Objective: All entries below are to be set down again, identical to the source.

[start of Records supplied]

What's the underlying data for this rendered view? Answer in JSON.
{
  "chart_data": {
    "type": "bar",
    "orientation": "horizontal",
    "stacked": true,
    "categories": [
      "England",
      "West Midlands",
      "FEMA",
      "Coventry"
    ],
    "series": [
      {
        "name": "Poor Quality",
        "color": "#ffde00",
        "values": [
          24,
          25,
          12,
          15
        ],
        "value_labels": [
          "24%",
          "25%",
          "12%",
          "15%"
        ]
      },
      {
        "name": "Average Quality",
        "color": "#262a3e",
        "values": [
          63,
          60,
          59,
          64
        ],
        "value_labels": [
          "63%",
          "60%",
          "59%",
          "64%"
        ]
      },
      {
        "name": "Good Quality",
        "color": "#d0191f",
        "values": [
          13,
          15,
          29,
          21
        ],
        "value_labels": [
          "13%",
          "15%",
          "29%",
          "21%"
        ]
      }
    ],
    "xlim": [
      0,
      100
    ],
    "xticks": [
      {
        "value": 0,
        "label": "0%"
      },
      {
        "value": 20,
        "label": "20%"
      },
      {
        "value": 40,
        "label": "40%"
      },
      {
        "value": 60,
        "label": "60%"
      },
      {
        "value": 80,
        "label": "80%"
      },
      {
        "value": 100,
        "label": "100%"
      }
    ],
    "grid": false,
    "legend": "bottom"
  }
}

[end of Records supplied]

Problem solution:
What's the underlying data for this rendered view? Answer in JSON.
{
  "chart_data": {
    "type": "bar",
    "orientation": "horizontal",
    "stacked": true,
    "categories": [
      "England",
      "West Midlands",
      "FEMA",
      "Coventry"
    ],
    "series": [
      {
        "name": "Poor Quality",
        "color": "#ffde00",
        "values": [
          24,
          25,
          12,
          15
        ],
        "value_labels": [
          "24%",
          "25%",
          "12%",
          "15%"
        ]
      },
      {
        "name": "Average Quality",
        "color": "#262a3e",
        "values": [
          63,
          60,
          59,
          64
        ],
        "value_labels": [
          "63%",
          "60%",
          "59%",
          "64%"
        ]
      },
      {
        "name": "Good Quality",
        "color": "#d0191f",
        "values": [
          13,
          15,
          29,
          21
        ],
        "value_labels": [
          "13%",
          "15%",
          "29%",
          "21%"
        ]
      }
    ],
    "xlim": [
      0,
      100
    ],
    "xticks": [
      {
        "value": 0,
        "label": "0%"
      },
      {
        "value": 20,
        "label": "20%"
      },
      {
        "value": 40,
        "label": "40%"
      },
      {
        "value": 60,
        "label": "60%"
      },
      {
        "value": 80,
        "label": "80%"
      },
      {
        "value": 100,
        "label": "100%"
      }
    ],
    "grid": false,
    "legend": "bottom"
  }
}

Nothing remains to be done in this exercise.